Retype all material exactly. Pictures stay out of the copy.

» **TASK DATA**:
↓

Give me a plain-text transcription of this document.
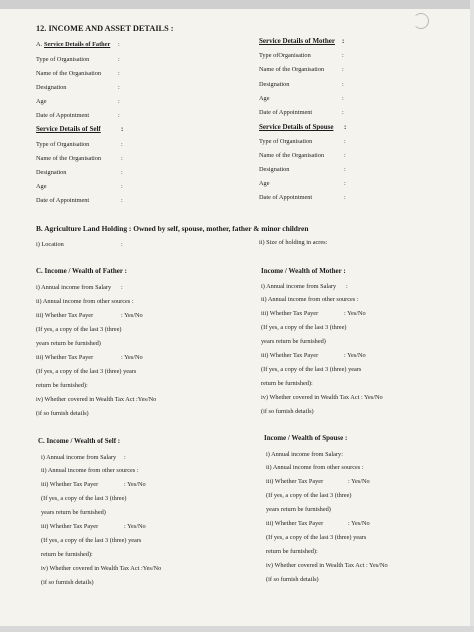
12. INCOME AND ASSET DETAILS :
A. Service Details of Father :
Type of Organisation	:
Name of the Organisation	:
Designation	:
Age	:
Date of Appointment	:
Service Details of Mother :
Type ofOrganisation	:
Name of the Organisation	:
Designation	:
Age	:
Date of Appointment	:
Service Details of Self	:
Type of Organisation	:
Name of the Organisation	:
Designation	:
Age	:
Date of Appointment	:
Service Details of Spouse :
Type of Organisation	:
Name of the Organisation	:
Designation	:
Age	:
Date of Appointment	:
B. Agriculture Land Holding : Owned by self, spouse, mother, father & minor children
i) Location	:	ii) Size of holding in acres:
C. Income / Wealth of Father :
i) Annual income from Salary :
ii) Annual income from other sources :
iii) Whether Tax Payer	: Yes/No
(If yes, a copy of the last 3 (three)
years return be furnished)
iii) Whether Tax Payer	: Yes/No
(If yes, a copy of the last 3 (three) years
return be furnished):
iv) Whether covered in Wealth Tax Act :Yes/No
(if so furnish details)
Income / Wealth of Mother :
i) Annual income from Salary :
ii) Annual income from other sources :
iii) Whether Tax Payer	: Yes/No
(If yes, a copy of the last 3 (three)
years return be furnished)
iii) Whether Tax Payer	: Yes/No
(If yes, a copy of the last 3 (three) years
return be furnished):
iv) Whether covered in Wealth Tax Act : Yes/No
(if so furnish details)
C. Income / Wealth of Self :
i) Annual income from Salary :
ii) Annual income from other sources :
iii) Whether Tax Payer	: Yes/No
(If yes, a copy of the last 3 (three)
years return be furnished)
iii) Whether Tax Payer	: Yes/No
(If yes, a copy of the last 3 (three) years
return be furnished):
iv) Whether covered in Wealth Tax Act :Yes/No
(if so furnish details)
Income / Wealth of Spouse :
i) Annual income from Salary:
ii) Annual income from other sources :
iii) Whether Tax Payer	: Yes/No
(If yes, a copy of the last 3 (three)
years return be furnished)
iii) Whether Tax Payer	: Yes/No
(If yes, a copy of the last 3 (three) years
return be furnished):
iv) Whether covered in Wealth Tax Act : Yes/No
(if so furnish details)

↑

» **TASK RESPONSE**:
Give me a plain-text transcription of this document.
12. INCOME AND ASSET DETAILS :
A. Service Details of Father :
Type of Organisation	:
Name of the Organisation	:
Designation	:
Age	:
Date of Appointment	:
Service Details of Mother :
Type ofOrganisation	:
Name of the Organisation	:
Designation	:
Age	:
Date of Appointment	:
Service Details of Self	:
Type of Organisation	:
Name of the Organisation	:
Designation	:
Age	:
Date of Appointment	:
Service Details of Spouse :
Type of Organisation	:
Name of the Organisation	:
Designation	:
Age	:
Date of Appointment	:
B. Agriculture Land Holding : Owned by self, spouse, mother, father & minor children
i) Location	:	ii) Size of holding in acres:
C. Income / Wealth of Father :
i) Annual income from Salary :
ii) Annual income from other sources :
iii) Whether Tax Payer	: Yes/No
(If yes, a copy of the last 3 (three)
years return be furnished)
iii) Whether Tax Payer	: Yes/No
(If yes, a copy of the last 3 (three) years
return be furnished):
iv) Whether covered in Wealth Tax Act :Yes/No
(if so furnish details)
Income / Wealth of Mother :
i) Annual income from Salary :
ii) Annual income from other sources :
iii) Whether Tax Payer	: Yes/No
(If yes, a copy of the last 3 (three)
years return be furnished)
iii) Whether Tax Payer	: Yes/No
(If yes, a copy of the last 3 (three) years
return be furnished):
iv) Whether covered in Wealth Tax Act : Yes/No
(if so furnish details)
C. Income / Wealth of Self :
i) Annual income from Salary :
ii) Annual income from other sources :
iii) Whether Tax Payer	: Yes/No
(If yes, a copy of the last 3 (three)
years return be furnished)
iii) Whether Tax Payer	: Yes/No
(If yes, a copy of the last 3 (three) years
return be furnished):
iv) Whether covered in Wealth Tax Act :Yes/No
(if so furnish details)
Income / Wealth of Spouse :
i) Annual income from Salary:
ii) Annual income from other sources :
iii) Whether Tax Payer	: Yes/No
(If yes, a copy of the last 3 (three)
years return be furnished)
iii) Whether Tax Payer	: Yes/No
(If yes, a copy of the last 3 (three) years
return be furnished):
iv) Whether covered in Wealth Tax Act : Yes/No
(if so furnish details)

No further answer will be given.